### Task material

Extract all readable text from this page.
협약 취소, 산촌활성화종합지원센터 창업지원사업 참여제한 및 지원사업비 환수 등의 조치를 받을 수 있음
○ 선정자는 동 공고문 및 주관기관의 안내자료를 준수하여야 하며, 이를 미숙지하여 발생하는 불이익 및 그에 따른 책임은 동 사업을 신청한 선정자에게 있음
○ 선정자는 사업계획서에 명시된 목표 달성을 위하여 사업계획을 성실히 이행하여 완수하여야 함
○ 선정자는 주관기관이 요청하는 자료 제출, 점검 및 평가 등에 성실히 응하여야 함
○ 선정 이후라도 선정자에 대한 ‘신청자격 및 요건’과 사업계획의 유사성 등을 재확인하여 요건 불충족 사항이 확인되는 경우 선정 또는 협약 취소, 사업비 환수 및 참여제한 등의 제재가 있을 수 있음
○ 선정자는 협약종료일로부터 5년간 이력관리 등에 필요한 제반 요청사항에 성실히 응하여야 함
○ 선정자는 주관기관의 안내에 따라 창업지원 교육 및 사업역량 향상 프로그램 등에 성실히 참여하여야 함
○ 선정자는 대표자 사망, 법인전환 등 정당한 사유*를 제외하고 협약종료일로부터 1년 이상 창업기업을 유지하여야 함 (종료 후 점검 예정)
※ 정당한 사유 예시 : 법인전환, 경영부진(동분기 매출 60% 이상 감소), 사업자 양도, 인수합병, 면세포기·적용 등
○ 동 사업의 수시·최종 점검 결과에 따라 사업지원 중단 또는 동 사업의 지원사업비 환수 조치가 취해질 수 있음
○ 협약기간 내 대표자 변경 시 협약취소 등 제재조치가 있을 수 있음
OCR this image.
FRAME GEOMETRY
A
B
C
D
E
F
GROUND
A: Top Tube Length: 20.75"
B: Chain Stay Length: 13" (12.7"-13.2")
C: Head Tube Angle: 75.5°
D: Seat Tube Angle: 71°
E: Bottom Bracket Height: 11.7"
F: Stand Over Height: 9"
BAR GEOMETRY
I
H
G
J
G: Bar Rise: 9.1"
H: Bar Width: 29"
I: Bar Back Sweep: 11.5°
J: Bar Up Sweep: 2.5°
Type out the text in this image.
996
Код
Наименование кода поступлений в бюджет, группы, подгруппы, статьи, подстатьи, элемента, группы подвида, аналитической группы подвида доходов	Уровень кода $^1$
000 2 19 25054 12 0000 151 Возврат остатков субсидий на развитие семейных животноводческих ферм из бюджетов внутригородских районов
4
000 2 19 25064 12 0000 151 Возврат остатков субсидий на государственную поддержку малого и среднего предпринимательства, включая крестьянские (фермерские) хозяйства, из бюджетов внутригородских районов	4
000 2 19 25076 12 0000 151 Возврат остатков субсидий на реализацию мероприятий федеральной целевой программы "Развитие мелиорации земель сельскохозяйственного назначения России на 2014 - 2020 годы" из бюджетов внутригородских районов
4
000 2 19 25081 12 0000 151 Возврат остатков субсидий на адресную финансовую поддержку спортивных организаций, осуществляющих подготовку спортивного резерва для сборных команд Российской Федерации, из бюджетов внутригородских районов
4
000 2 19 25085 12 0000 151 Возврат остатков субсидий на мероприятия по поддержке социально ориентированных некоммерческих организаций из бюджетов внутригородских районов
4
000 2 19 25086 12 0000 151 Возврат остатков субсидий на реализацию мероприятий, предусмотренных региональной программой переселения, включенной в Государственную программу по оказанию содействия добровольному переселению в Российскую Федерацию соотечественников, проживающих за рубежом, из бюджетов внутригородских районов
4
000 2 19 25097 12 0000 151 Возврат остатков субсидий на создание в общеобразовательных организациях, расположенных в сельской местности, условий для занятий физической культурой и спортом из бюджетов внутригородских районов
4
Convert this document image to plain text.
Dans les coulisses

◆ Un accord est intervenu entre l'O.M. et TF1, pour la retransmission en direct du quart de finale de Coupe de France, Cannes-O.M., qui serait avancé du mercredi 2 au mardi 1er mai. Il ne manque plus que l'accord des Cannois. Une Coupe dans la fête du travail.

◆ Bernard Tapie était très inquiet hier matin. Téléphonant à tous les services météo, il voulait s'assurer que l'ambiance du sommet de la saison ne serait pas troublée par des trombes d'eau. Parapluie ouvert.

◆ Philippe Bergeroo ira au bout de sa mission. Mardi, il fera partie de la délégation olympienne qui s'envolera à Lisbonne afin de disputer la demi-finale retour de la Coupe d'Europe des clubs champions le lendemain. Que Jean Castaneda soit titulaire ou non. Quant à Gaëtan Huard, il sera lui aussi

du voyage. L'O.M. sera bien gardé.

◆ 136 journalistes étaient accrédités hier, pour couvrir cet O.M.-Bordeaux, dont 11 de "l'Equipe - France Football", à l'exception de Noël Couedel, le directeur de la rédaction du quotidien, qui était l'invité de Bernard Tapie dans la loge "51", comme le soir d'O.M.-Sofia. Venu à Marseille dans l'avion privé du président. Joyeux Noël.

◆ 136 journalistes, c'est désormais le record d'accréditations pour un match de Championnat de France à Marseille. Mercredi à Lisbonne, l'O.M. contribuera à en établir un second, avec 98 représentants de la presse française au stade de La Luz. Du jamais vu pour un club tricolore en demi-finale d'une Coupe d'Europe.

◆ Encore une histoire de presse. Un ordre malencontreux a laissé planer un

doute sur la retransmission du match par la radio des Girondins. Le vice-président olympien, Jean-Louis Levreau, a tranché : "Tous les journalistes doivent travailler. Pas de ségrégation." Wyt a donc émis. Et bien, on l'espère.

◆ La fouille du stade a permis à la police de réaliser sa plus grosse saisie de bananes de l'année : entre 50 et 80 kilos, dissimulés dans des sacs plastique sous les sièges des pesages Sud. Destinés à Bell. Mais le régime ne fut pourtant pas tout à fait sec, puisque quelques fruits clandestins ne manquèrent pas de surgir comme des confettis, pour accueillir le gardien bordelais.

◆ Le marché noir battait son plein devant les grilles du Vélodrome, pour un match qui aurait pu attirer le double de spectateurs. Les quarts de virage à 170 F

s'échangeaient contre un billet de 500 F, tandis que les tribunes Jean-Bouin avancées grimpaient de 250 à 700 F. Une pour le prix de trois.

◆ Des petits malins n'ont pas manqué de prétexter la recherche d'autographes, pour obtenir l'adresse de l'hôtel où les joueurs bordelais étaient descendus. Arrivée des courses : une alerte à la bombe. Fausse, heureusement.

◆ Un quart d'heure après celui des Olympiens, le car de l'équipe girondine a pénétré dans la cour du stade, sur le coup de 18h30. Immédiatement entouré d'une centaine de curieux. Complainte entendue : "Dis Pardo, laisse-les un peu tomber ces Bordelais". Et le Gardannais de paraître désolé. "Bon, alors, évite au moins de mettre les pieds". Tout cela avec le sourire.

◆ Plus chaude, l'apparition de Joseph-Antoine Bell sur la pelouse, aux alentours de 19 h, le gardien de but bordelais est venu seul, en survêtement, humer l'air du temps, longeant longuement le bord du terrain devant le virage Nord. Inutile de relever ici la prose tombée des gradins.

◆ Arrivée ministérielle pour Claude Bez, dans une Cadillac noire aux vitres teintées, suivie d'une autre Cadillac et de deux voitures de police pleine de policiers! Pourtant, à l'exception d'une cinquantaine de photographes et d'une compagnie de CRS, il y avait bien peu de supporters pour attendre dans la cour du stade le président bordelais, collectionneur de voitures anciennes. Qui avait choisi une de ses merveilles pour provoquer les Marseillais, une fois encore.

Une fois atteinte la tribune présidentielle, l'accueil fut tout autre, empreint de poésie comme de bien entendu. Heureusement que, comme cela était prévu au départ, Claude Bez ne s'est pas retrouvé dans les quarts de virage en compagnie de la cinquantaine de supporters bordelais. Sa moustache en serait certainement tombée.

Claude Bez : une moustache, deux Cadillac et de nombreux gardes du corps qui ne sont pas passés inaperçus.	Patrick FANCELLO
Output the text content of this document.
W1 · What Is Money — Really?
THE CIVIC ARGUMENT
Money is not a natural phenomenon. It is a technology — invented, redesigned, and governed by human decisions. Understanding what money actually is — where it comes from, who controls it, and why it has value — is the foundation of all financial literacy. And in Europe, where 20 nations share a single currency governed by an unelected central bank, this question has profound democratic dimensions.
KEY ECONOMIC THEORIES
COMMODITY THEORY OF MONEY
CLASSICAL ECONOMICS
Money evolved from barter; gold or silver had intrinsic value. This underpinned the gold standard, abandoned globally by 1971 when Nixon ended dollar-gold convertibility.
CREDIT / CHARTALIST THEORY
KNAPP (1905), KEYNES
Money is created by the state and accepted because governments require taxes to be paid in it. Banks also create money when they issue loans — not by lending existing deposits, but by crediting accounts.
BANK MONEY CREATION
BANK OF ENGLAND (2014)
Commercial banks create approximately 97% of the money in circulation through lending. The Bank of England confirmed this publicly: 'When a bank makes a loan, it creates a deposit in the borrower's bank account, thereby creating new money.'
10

### Exercise brief
Give only the number of lines in the preceding material that contain the string "Angle".

### Full output
2